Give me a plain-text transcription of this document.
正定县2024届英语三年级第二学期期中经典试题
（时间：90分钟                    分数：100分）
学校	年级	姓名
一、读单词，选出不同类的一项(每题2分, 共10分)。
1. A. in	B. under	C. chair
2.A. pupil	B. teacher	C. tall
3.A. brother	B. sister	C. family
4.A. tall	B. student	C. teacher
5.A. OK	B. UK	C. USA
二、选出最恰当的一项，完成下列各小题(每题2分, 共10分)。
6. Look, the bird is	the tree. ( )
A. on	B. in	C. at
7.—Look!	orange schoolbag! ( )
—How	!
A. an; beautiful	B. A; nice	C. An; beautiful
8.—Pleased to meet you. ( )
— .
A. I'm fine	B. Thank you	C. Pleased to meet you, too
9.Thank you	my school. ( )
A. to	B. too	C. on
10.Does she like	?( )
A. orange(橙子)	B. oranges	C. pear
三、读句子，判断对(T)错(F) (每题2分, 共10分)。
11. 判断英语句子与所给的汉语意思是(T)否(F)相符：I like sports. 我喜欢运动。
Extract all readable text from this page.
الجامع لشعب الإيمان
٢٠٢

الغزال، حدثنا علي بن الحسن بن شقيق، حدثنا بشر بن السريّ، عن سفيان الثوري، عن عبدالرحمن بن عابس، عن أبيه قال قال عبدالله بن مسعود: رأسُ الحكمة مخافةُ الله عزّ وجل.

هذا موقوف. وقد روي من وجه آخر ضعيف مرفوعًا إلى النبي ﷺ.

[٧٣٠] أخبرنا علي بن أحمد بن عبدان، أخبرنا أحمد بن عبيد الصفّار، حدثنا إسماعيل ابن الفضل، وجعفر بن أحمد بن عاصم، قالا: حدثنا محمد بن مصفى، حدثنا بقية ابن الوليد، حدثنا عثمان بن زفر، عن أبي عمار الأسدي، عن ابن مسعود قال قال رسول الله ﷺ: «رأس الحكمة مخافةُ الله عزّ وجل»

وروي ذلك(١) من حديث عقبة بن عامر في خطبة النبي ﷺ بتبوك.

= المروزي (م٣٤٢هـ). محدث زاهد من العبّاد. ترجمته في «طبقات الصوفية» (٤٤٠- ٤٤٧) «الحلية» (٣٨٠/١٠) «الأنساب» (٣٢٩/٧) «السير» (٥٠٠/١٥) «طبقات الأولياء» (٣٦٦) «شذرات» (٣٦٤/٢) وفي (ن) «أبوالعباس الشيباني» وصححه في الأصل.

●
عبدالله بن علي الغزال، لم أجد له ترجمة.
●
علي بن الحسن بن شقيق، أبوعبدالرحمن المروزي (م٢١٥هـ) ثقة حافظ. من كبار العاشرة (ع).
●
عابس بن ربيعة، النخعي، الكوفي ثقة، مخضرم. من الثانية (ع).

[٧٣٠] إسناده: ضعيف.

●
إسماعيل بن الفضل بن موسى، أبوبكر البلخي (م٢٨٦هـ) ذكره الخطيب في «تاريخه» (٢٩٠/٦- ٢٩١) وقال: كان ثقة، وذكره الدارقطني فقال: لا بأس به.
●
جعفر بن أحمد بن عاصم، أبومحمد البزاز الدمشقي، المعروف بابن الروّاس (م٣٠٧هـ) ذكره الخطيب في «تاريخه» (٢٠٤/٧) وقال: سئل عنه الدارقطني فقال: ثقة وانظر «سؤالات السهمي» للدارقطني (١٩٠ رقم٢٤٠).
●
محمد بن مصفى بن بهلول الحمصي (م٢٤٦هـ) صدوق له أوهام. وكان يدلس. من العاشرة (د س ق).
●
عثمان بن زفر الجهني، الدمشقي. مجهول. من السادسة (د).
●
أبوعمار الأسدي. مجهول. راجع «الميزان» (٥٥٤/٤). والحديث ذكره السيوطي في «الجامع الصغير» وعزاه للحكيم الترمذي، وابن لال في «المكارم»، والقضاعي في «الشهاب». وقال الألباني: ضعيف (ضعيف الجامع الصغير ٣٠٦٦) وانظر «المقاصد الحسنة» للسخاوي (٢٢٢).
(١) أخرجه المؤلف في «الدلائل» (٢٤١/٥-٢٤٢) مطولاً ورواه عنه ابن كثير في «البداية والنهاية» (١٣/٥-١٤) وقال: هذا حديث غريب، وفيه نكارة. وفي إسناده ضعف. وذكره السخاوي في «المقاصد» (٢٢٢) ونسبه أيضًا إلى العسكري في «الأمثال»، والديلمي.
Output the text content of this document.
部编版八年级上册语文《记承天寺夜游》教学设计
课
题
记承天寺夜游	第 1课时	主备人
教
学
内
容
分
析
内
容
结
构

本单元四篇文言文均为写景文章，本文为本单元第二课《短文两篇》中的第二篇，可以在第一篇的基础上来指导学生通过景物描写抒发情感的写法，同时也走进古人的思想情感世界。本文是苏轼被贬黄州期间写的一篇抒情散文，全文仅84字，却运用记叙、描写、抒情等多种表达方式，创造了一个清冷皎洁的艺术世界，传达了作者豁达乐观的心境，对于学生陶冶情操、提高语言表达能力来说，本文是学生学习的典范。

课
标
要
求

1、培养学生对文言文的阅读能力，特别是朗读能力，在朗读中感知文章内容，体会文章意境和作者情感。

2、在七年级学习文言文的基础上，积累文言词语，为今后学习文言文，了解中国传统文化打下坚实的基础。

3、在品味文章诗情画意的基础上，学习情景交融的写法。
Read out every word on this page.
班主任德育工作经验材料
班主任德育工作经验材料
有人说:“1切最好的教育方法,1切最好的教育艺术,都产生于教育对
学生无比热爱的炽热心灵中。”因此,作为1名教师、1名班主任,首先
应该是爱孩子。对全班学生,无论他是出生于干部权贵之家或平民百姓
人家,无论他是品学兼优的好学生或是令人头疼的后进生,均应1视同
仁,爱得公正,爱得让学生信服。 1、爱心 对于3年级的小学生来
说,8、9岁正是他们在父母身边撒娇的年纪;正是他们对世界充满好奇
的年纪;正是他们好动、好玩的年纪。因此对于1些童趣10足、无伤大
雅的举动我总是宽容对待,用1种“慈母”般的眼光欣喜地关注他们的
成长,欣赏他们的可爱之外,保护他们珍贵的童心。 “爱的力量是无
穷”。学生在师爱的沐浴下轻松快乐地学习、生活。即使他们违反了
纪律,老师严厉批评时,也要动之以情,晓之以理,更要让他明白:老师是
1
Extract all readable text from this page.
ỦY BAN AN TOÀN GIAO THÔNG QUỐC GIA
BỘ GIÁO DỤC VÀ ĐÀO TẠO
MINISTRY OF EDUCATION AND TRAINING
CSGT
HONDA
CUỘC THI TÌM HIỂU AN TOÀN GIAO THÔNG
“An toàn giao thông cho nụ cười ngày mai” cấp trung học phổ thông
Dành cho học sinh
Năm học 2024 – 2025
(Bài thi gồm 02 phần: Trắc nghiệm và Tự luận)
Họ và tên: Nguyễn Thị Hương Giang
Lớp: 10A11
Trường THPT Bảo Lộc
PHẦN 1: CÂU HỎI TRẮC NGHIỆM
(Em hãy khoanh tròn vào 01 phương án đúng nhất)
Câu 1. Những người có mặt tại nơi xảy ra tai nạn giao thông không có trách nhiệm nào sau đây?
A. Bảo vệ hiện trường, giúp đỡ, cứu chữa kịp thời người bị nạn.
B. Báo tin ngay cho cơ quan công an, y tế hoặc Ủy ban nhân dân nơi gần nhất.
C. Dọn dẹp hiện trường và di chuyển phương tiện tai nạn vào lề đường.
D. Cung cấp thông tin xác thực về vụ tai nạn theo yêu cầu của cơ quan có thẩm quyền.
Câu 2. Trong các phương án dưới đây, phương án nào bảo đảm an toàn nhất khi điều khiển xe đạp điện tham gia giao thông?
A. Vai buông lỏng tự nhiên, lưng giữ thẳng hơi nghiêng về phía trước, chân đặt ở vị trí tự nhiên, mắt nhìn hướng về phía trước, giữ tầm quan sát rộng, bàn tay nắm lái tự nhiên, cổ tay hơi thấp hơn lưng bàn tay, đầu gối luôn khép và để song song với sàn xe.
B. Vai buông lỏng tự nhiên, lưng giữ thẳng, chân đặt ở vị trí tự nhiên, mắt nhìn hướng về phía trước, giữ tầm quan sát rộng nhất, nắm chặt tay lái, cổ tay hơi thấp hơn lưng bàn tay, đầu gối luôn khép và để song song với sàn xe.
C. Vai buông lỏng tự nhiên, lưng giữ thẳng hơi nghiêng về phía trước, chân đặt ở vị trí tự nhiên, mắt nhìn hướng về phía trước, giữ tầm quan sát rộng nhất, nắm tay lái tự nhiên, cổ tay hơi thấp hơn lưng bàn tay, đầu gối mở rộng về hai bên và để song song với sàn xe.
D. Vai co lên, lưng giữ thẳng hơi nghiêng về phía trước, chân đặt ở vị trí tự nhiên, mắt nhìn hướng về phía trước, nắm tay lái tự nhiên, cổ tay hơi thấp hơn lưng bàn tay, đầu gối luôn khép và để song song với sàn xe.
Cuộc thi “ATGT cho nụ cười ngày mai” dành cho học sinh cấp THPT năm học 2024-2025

# [TASK GOAL]
Give only a number: how many lines of the data hold the string "الخطيب"?

# [FINAL RESULT]
2